-- The problem --
Lines containing the word "които" are the ones to copy from the records below.

-- Data excerpts --
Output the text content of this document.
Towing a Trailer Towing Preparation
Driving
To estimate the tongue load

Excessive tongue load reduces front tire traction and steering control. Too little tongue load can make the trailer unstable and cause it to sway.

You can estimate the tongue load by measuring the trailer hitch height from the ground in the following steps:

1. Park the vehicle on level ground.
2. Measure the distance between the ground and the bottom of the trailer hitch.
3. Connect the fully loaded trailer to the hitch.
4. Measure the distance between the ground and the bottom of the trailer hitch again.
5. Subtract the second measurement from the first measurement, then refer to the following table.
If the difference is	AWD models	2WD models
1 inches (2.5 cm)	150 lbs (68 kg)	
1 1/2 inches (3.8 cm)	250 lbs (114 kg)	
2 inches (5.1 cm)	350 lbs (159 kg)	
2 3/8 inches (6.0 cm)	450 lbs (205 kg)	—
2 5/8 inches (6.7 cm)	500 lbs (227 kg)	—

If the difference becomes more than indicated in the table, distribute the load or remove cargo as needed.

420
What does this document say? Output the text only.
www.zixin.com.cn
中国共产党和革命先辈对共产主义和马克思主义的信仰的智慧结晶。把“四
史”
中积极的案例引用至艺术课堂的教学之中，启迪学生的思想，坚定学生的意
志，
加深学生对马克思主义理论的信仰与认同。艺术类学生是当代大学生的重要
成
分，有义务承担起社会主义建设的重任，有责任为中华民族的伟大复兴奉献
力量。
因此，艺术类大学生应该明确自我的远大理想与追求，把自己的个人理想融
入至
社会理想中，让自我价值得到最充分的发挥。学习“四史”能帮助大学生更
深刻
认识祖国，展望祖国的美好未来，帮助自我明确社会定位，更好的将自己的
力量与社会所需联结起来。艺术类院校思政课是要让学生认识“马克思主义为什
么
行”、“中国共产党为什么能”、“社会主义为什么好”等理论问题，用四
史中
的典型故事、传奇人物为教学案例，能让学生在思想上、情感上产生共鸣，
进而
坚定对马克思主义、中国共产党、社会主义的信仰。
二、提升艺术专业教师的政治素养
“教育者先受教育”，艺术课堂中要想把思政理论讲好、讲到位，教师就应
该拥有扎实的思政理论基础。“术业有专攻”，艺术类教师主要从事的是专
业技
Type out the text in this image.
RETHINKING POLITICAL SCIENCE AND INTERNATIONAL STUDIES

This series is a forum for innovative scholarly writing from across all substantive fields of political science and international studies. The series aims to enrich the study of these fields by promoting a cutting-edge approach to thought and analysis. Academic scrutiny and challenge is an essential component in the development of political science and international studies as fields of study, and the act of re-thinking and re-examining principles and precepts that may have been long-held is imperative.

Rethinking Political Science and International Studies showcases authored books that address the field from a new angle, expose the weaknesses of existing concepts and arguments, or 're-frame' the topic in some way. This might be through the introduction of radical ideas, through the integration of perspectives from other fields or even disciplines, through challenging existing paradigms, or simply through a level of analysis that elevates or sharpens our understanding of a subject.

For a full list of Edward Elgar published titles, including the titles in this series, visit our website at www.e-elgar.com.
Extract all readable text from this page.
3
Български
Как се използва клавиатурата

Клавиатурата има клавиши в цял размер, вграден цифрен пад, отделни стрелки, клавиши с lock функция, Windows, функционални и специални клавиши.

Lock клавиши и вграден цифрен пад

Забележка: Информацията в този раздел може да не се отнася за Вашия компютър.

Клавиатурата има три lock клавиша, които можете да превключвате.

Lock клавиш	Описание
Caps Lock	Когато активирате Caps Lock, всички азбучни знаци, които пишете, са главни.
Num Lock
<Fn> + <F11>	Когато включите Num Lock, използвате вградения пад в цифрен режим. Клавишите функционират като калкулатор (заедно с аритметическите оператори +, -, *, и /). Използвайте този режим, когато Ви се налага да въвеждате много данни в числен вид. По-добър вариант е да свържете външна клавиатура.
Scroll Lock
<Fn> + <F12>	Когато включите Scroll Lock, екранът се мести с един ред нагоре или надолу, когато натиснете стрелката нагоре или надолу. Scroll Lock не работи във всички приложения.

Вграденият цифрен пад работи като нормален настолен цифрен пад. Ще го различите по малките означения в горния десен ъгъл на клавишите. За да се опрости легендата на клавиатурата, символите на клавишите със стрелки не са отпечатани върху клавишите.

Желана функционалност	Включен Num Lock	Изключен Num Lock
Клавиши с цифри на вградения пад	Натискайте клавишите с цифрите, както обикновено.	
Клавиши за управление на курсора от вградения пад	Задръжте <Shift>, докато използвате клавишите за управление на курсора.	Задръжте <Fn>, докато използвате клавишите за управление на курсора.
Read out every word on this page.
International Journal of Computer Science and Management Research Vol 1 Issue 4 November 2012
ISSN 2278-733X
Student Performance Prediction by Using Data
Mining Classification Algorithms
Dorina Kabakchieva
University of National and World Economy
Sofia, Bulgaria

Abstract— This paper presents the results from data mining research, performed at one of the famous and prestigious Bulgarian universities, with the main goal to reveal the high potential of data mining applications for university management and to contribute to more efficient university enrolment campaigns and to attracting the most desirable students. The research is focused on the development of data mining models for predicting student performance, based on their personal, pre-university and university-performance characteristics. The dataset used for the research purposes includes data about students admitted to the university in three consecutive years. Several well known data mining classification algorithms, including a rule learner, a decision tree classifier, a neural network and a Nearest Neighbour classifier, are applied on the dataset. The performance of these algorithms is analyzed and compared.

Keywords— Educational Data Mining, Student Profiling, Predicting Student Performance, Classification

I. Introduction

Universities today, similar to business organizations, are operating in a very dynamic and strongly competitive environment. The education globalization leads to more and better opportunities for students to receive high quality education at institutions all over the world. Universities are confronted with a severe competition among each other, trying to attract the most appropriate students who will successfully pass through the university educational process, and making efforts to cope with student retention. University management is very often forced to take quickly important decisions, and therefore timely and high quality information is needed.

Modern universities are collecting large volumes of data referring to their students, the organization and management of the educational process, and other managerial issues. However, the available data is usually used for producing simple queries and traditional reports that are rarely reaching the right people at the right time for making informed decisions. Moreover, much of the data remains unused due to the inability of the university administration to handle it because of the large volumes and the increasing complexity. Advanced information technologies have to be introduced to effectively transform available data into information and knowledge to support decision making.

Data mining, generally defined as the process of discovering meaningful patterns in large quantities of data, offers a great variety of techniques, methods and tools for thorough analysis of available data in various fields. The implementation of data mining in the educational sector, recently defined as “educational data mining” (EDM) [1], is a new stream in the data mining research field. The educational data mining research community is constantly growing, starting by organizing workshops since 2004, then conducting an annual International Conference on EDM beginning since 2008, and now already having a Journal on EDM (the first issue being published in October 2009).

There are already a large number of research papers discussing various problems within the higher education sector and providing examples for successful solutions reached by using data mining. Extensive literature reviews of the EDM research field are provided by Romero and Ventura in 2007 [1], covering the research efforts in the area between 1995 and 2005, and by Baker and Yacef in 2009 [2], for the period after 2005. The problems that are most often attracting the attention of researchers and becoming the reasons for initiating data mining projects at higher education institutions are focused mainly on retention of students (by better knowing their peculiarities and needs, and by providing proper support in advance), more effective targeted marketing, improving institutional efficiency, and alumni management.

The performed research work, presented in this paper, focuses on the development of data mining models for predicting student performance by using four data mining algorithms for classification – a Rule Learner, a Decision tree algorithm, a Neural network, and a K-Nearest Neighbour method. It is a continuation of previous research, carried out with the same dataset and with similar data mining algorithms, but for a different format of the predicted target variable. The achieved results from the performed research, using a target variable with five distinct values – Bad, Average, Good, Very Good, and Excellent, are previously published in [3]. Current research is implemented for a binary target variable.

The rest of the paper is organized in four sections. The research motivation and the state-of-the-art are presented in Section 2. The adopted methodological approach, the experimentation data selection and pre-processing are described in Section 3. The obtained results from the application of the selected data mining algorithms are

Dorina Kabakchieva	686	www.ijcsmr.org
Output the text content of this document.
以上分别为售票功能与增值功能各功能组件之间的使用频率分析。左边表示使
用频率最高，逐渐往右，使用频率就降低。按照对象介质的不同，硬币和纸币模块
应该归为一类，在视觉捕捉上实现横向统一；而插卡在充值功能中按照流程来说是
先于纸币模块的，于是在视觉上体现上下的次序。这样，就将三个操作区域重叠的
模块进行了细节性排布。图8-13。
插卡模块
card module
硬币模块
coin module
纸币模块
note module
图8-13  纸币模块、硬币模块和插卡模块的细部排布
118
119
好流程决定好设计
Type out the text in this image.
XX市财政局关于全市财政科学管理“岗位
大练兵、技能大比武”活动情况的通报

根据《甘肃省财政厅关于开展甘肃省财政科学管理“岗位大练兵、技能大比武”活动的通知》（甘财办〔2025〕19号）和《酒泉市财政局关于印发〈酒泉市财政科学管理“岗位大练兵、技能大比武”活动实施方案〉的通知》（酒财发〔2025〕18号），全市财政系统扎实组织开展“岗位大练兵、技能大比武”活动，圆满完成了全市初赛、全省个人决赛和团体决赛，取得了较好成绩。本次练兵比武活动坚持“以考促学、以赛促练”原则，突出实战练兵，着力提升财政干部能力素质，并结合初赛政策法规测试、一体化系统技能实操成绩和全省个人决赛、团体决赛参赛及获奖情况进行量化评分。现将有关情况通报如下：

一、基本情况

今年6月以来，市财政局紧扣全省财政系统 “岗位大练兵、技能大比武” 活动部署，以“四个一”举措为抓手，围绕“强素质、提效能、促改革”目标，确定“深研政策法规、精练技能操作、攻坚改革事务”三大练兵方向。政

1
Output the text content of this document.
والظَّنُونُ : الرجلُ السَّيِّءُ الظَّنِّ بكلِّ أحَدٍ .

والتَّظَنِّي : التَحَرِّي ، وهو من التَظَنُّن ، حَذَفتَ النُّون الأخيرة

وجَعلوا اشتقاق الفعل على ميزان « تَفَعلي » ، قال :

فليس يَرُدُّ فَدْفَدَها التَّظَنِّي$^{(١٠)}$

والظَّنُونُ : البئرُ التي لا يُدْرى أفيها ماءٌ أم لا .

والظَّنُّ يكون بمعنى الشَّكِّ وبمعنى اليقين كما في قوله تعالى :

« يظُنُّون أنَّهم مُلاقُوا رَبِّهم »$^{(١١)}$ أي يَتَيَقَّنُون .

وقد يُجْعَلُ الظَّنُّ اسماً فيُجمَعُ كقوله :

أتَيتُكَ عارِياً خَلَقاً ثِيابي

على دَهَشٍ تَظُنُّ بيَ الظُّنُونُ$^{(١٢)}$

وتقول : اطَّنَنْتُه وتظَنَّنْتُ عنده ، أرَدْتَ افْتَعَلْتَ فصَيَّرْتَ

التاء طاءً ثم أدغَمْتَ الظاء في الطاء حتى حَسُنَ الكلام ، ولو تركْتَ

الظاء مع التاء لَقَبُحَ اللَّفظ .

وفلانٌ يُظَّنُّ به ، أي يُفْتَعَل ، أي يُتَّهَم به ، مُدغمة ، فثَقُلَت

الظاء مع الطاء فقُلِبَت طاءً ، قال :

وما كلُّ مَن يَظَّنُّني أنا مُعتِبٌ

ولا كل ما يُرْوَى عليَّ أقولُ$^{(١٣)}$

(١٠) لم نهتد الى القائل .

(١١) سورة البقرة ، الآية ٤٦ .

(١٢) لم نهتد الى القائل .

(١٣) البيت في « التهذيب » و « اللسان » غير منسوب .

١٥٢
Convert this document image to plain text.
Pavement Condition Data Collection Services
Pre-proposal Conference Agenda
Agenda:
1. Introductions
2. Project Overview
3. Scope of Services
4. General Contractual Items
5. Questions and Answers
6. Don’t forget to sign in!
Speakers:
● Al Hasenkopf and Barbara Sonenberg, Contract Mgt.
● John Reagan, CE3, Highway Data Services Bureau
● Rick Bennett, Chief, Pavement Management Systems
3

-- Result below --
Клавиатурата има три lock клавиша, които можете да превключвате.
Caps Lock	Когато активирате Caps Lock, всички азбучни знаци, които пишете, са главни.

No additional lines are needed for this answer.